-- Start of RECORDS SUPPLIED --
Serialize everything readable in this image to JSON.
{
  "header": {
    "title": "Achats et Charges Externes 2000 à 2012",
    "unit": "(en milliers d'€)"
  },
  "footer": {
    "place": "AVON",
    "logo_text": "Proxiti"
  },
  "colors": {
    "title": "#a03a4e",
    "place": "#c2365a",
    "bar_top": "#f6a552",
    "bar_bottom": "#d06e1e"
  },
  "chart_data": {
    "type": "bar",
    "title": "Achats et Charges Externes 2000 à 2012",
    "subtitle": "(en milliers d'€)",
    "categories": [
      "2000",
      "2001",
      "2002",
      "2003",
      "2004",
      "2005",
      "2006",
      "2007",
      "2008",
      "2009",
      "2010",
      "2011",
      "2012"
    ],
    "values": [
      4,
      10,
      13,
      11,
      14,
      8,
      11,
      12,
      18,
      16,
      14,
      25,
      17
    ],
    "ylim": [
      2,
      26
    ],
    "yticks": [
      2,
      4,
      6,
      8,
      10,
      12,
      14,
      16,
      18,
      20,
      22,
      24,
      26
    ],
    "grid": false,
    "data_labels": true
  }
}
-- End of RECORDS SUPPLIED --
-- Start of RECORDS SUPPLIED --
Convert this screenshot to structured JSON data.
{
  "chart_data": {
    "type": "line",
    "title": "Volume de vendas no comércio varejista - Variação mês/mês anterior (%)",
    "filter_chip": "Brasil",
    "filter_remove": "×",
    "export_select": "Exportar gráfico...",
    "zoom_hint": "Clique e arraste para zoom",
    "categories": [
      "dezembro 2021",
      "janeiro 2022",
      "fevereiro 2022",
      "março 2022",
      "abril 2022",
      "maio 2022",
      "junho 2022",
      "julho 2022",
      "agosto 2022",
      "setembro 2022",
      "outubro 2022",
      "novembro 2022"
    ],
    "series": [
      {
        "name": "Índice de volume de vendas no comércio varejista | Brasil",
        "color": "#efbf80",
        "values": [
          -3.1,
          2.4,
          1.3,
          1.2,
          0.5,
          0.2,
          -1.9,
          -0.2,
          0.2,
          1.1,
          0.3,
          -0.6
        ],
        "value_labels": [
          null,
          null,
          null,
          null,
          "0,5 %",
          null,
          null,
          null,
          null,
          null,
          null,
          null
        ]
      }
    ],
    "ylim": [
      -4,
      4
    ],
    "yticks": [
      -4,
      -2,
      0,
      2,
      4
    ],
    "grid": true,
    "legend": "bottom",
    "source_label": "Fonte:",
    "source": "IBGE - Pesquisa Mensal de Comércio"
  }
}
-- End of RECORDS SUPPLIED --
TASK GOAL =
Track down all lines above with the string "vendas" and copy them.

THE COMPLETED TASK =
    "title": "Volume de vendas no comércio varejista - Variação mês/mês anterior (%)",
        "name": "Índice de volume de vendas no comércio varejista | Brasil",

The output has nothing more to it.